### Problem statement
Select the lines below containing the word "icon".

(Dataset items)
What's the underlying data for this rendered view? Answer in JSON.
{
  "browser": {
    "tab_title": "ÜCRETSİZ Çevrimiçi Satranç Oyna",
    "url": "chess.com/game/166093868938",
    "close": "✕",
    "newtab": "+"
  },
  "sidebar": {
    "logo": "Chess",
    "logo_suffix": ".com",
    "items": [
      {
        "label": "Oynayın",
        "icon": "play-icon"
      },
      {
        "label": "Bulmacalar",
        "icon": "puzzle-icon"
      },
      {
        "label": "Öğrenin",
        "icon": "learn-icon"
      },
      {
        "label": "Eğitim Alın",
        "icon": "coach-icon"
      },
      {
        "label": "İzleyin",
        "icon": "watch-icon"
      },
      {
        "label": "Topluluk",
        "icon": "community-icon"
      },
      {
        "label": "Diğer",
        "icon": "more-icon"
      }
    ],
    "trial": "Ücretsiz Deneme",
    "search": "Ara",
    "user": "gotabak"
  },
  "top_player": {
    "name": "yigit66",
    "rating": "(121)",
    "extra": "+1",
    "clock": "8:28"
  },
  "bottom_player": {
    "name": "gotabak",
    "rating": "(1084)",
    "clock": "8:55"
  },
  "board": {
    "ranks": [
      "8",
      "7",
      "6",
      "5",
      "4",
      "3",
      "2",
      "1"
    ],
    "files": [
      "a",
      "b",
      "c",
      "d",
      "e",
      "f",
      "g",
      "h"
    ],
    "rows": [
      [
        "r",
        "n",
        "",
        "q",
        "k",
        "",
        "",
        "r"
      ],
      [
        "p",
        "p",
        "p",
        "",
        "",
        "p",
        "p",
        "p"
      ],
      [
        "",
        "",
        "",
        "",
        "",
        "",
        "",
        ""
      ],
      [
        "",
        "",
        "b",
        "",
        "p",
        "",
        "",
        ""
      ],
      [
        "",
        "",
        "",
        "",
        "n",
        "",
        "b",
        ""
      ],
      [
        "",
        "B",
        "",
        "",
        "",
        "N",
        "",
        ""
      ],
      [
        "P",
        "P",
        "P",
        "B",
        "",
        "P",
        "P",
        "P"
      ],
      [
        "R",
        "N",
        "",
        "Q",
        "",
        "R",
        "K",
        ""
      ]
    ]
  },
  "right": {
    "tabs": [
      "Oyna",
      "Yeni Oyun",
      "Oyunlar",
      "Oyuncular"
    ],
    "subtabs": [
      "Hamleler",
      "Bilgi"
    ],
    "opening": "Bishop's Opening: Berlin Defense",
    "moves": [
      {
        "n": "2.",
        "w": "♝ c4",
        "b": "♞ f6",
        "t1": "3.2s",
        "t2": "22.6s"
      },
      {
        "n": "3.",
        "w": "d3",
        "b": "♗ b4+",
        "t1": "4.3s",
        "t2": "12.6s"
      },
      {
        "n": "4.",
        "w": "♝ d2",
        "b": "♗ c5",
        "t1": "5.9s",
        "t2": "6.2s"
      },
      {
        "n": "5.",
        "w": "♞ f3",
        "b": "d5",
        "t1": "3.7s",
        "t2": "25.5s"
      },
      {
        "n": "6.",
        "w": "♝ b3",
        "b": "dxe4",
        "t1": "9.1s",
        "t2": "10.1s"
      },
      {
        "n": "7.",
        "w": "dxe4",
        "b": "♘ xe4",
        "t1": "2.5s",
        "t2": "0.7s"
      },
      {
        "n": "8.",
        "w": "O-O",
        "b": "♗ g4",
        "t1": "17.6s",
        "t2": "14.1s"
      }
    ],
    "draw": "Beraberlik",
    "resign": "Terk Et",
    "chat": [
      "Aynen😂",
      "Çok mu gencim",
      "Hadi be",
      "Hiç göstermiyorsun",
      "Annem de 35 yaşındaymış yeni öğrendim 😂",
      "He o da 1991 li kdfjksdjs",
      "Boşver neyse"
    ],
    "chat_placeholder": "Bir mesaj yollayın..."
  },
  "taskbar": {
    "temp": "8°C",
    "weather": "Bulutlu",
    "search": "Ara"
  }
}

### Solution to this exercise
        "icon": "play-icon"
        "icon": "puzzle-icon"
        "icon": "learn-icon"
        "icon": "coach-icon"
        "icon": "watch-icon"
        "icon": "community-icon"
        "icon": "more-icon"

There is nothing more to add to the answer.